Exercise directions: Take down each entry exactly as written.

Material for the task:
━━━━

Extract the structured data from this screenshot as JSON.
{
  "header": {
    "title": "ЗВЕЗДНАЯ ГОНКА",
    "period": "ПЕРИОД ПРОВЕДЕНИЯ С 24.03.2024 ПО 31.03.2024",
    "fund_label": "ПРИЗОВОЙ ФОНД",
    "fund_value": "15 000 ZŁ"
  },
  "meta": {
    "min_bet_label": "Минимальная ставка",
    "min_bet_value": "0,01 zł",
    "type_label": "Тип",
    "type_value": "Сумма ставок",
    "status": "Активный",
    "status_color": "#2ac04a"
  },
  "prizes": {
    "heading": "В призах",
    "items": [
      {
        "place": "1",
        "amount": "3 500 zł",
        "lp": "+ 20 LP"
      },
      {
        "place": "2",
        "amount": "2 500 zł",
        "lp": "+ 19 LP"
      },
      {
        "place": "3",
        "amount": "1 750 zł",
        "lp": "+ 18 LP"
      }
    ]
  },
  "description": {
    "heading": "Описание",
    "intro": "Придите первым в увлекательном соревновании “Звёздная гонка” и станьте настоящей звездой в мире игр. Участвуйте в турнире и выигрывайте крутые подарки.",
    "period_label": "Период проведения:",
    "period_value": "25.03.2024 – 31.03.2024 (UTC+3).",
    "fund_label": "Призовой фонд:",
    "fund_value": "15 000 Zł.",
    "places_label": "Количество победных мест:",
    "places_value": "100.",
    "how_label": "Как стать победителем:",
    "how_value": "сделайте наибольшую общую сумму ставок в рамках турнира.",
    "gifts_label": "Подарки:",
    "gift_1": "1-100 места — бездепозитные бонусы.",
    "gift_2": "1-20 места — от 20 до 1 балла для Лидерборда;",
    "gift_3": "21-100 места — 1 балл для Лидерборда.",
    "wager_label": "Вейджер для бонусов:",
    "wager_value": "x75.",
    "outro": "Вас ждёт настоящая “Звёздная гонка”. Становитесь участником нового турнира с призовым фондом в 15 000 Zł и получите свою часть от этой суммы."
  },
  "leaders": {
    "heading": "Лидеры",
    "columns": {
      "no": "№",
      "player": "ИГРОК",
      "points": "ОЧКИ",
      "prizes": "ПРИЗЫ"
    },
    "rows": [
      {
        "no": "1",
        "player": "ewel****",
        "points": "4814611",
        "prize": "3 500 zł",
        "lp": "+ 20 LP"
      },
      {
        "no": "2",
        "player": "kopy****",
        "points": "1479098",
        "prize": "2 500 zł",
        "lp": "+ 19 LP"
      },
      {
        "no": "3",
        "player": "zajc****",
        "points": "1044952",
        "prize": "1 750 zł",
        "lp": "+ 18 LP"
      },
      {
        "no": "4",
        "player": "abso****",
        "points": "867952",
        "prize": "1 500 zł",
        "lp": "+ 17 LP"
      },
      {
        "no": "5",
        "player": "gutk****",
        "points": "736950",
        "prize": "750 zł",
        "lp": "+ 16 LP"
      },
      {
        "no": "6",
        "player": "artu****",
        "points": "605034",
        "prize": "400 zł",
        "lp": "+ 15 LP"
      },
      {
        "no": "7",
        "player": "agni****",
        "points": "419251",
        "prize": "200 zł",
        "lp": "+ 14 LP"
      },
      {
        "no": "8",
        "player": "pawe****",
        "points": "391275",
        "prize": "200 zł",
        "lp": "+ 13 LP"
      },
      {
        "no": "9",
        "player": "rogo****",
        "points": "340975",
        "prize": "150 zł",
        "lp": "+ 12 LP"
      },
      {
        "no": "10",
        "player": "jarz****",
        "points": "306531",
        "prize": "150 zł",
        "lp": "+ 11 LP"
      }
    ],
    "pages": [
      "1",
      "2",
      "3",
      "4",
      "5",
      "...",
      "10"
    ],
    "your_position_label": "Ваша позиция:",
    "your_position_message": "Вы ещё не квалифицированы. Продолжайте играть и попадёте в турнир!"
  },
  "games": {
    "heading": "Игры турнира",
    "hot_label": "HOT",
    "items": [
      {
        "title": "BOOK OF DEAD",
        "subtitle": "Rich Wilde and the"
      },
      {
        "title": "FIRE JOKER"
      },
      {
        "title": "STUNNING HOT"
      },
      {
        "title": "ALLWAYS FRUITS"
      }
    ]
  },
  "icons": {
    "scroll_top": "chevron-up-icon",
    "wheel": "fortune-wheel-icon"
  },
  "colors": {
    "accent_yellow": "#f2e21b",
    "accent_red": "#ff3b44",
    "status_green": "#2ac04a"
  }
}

━━━━

Result:
Extract the structured data from this screenshot as JSON.
{
  "header": {
    "title": "ЗВЕЗДНАЯ ГОНКА",
    "period": "ПЕРИОД ПРОВЕДЕНИЯ С 24.03.2024 ПО 31.03.2024",
    "fund_label": "ПРИЗОВОЙ ФОНД",
    "fund_value": "15 000 ZŁ"
  },
  "meta": {
    "min_bet_label": "Минимальная ставка",
    "min_bet_value": "0,01 zł",
    "type_label": "Тип",
    "type_value": "Сумма ставок",
    "status": "Активный",
    "status_color": "#2ac04a"
  },
  "prizes": {
    "heading": "В призах",
    "items": [
      {
        "place": "1",
        "amount": "3 500 zł",
        "lp": "+ 20 LP"
      },
      {
        "place": "2",
        "amount": "2 500 zł",
        "lp": "+ 19 LP"
      },
      {
        "place": "3",
        "amount": "1 750 zł",
        "lp": "+ 18 LP"
      }
    ]
  },
  "description": {
    "heading": "Описание",
    "intro": "Придите первым в увлекательном соревновании “Звёздная гонка” и станьте настоящей звездой в мире игр. Участвуйте в турнире и выигрывайте крутые подарки.",
    "period_label": "Период проведения:",
    "period_value": "25.03.2024 – 31.03.2024 (UTC+3).",
    "fund_label": "Призовой фонд:",
    "fund_value": "15 000 Zł.",
    "places_label": "Количество победных мест:",
    "places_value": "100.",
    "how_label": "Как стать победителем:",
    "how_value": "сделайте наибольшую общую сумму ставок в рамках турнира.",
    "gifts_label": "Подарки:",
    "gift_1": "1-100 места — бездепозитные бонусы.",
    "gift_2": "1-20 места — от 20 до 1 балла для Лидерборда;",
    "gift_3": "21-100 места — 1 балл для Лидерборда.",
    "wager_label": "Вейджер для бонусов:",
    "wager_value": "x75.",
    "outro": "Вас ждёт настоящая “Звёздная гонка”. Становитесь участником нового турнира с призовым фондом в 15 000 Zł и получите свою часть от этой суммы."
  },
  "leaders": {
    "heading": "Лидеры",
    "columns": {
      "no": "№",
      "player": "ИГРОК",
      "points": "ОЧКИ",
      "prizes": "ПРИЗЫ"
    },
    "rows": [
      {
        "no": "1",
        "player": "ewel****",
        "points": "4814611",
        "prize": "3 500 zł",
        "lp": "+ 20 LP"
      },
      {
        "no": "2",
        "player": "kopy****",
        "points": "1479098",
        "prize": "2 500 zł",
        "lp": "+ 19 LP"
      },
      {
        "no": "3",
        "player": "zajc****",
        "points": "1044952",
        "prize": "1 750 zł",
        "lp": "+ 18 LP"
      },
      {
        "no": "4",
        "player": "abso****",
        "points": "867952",
        "prize": "1 500 zł",
        "lp": "+ 17 LP"
      },
      {
        "no": "5",
        "player": "gutk****",
        "points": "736950",
        "prize": "750 zł",
        "lp": "+ 16 LP"
      },
      {
        "no": "6",
        "player": "artu****",
        "points": "605034",
        "prize": "400 zł",
        "lp": "+ 15 LP"
      },
      {
        "no": "7",
        "player": "agni****",
        "points": "419251",
        "prize": "200 zł",
        "lp": "+ 14 LP"
      },
      {
        "no": "8",
        "player": "pawe****",
        "points": "391275",
        "prize": "200 zł",
        "lp": "+ 13 LP"
      },
      {
        "no": "9",
        "player": "rogo****",
        "points": "340975",
        "prize": "150 zł",
        "lp": "+ 12 LP"
      },
      {
        "no": "10",
        "player": "jarz****",
        "points": "306531",
        "prize": "150 zł",
        "lp": "+ 11 LP"
      }
    ],
    "pages": [
      "1",
      "2",
      "3",
      "4",
      "5",
      "...",
      "10"
    ],
    "your_position_label": "Ваша позиция:",
    "your_position_message": "Вы ещё не квалифицированы. Продолжайте играть и попадёте в турнир!"
  },
  "games": {
    "heading": "Игры турнира",
    "hot_label": "HOT",
    "items": [
      {
        "title": "BOOK OF DEAD",
        "subtitle": "Rich Wilde and the"
      },
      {
        "title": "FIRE JOKER"
      },
      {
        "title": "STUNNING HOT"
      },
      {
        "title": "ALLWAYS FRUITS"
      }
    ]
  },
  "icons": {
    "scroll_top": "chevron-up-icon",
    "wheel": "fortune-wheel-icon"
  },
  "colors": {
    "accent_yellow": "#f2e21b",
    "accent_red": "#ff3b44",
    "status_green": "#2ac04a"
  }
}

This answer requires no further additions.